Given problem:
Among the records that follow, count the lines with the string "Equities"; report only that count.

Data provided:
## BEGIN

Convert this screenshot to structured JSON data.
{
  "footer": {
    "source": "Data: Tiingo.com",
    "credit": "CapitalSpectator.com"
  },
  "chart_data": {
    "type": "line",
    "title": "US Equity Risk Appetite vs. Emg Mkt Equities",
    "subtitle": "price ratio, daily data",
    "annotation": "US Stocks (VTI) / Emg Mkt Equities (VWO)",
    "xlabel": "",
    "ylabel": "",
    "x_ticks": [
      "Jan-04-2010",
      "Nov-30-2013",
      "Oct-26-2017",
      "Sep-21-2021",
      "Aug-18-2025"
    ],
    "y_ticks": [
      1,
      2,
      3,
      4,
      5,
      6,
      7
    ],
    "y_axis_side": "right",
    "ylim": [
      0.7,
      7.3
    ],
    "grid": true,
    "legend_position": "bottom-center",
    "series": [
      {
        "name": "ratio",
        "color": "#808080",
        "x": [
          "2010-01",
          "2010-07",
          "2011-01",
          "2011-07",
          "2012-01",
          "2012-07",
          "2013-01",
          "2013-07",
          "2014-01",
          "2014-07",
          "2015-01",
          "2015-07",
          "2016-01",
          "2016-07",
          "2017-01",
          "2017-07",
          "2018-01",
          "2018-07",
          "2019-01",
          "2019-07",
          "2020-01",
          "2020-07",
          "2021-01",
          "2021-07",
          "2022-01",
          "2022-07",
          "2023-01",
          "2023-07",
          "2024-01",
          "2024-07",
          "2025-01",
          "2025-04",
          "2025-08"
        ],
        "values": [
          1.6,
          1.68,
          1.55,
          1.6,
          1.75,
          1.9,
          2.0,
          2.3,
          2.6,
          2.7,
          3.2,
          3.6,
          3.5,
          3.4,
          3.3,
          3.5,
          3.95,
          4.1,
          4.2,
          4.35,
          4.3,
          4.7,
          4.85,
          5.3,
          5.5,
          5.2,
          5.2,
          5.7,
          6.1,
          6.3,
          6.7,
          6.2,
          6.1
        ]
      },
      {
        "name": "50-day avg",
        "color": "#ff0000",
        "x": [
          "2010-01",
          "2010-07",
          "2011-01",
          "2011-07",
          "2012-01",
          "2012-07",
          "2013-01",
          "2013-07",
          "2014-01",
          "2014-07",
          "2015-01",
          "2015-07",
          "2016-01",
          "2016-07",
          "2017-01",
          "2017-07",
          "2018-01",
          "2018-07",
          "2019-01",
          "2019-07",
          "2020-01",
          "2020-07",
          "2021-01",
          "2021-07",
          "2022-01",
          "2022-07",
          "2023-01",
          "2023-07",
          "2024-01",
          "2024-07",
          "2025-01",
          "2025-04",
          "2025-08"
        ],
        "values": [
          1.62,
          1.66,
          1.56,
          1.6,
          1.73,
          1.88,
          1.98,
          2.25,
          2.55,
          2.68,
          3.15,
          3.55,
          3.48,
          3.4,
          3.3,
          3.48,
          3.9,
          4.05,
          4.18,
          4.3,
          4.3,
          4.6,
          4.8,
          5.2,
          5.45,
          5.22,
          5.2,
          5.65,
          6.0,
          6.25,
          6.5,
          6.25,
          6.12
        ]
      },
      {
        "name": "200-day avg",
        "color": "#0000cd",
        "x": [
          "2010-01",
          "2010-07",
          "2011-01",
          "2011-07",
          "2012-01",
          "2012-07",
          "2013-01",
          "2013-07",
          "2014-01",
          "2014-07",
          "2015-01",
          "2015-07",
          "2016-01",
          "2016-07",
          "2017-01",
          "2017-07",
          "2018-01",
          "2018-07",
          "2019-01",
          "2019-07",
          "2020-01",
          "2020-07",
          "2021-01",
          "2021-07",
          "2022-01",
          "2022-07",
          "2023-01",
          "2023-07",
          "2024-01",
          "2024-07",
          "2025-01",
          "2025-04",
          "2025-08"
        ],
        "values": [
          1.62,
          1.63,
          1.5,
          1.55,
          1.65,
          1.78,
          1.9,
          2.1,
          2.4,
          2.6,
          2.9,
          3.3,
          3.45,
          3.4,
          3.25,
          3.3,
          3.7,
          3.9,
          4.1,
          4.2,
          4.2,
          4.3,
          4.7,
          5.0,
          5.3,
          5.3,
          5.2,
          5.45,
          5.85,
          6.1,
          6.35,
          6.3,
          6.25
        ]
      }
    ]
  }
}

## END
## BEGIN

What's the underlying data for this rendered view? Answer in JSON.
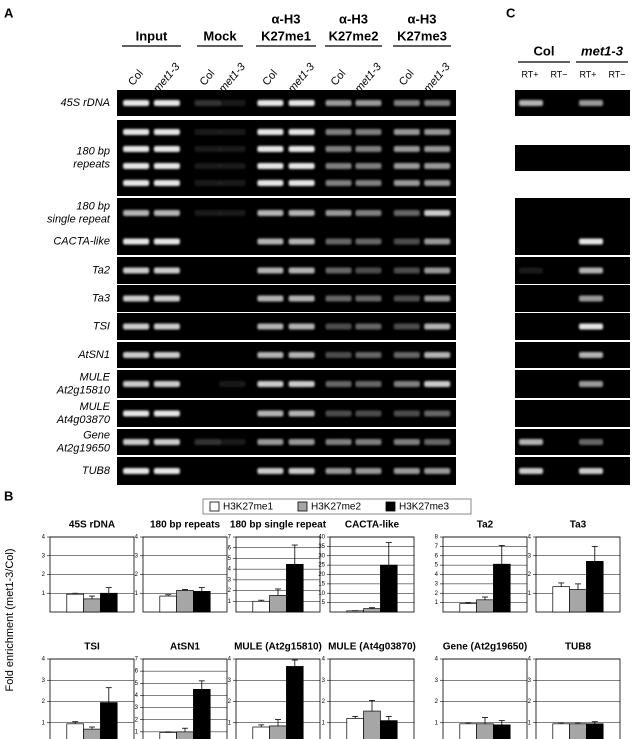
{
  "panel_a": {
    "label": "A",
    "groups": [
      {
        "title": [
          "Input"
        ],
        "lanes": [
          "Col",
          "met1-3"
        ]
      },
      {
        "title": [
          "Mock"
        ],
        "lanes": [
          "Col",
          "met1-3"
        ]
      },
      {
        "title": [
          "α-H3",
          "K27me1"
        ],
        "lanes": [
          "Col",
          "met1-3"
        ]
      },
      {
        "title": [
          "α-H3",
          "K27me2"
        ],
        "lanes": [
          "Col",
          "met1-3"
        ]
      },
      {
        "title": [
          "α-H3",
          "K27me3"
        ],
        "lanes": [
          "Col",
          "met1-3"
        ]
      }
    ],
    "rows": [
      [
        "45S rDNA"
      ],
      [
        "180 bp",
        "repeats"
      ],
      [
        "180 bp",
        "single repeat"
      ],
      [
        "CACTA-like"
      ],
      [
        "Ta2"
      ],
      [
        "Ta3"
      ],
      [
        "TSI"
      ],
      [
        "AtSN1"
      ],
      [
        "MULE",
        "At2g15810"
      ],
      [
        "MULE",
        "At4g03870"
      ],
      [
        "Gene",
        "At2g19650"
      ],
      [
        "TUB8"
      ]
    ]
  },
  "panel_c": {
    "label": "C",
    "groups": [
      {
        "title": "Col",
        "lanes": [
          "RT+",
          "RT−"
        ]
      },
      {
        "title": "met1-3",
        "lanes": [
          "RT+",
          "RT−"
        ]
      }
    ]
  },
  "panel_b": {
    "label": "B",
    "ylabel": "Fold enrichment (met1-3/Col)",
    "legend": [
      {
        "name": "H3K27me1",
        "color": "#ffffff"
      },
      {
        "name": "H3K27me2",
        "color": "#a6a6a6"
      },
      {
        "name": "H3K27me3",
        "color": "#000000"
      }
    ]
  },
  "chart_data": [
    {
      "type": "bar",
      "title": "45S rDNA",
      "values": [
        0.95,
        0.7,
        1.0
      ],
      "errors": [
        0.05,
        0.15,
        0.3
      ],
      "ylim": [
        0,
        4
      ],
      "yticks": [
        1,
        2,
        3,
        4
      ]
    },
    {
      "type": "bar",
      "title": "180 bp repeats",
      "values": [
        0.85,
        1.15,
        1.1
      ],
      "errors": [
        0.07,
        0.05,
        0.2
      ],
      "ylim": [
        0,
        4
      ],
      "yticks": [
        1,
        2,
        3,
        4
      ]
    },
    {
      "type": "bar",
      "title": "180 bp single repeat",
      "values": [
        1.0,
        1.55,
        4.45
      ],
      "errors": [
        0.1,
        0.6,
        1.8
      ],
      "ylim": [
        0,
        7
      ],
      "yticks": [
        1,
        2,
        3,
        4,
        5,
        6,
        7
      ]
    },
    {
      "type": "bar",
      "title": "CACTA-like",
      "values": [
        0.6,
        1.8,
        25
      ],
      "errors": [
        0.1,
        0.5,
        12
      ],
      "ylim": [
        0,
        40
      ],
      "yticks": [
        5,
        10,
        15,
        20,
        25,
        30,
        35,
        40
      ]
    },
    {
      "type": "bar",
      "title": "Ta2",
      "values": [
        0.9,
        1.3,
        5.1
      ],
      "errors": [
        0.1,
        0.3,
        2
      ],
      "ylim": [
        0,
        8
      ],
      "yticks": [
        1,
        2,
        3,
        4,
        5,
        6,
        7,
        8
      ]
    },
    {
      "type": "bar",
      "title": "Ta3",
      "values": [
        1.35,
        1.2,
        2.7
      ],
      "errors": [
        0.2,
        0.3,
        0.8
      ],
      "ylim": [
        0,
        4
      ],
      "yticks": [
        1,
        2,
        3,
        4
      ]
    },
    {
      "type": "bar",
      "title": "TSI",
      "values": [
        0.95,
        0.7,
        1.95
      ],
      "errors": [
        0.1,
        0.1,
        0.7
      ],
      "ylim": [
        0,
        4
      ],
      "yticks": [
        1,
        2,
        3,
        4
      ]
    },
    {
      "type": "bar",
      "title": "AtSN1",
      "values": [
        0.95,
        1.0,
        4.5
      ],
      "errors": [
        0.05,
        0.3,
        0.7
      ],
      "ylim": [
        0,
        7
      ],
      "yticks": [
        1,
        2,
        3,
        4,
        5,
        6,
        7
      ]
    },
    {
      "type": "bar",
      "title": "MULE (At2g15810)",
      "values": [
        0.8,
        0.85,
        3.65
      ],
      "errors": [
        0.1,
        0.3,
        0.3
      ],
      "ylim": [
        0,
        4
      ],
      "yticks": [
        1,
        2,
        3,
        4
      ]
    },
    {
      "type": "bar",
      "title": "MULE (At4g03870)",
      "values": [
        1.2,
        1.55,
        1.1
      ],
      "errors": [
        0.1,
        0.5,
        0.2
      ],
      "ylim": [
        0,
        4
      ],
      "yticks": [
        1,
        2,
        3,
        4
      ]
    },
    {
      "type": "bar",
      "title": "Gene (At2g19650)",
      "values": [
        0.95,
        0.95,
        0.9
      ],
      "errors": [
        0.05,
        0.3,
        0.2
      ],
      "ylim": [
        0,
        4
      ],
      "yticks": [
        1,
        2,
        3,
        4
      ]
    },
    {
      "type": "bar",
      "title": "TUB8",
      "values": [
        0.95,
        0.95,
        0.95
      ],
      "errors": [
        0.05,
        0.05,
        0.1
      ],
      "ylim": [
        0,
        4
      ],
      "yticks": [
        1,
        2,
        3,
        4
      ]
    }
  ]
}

## END

Written answer:
2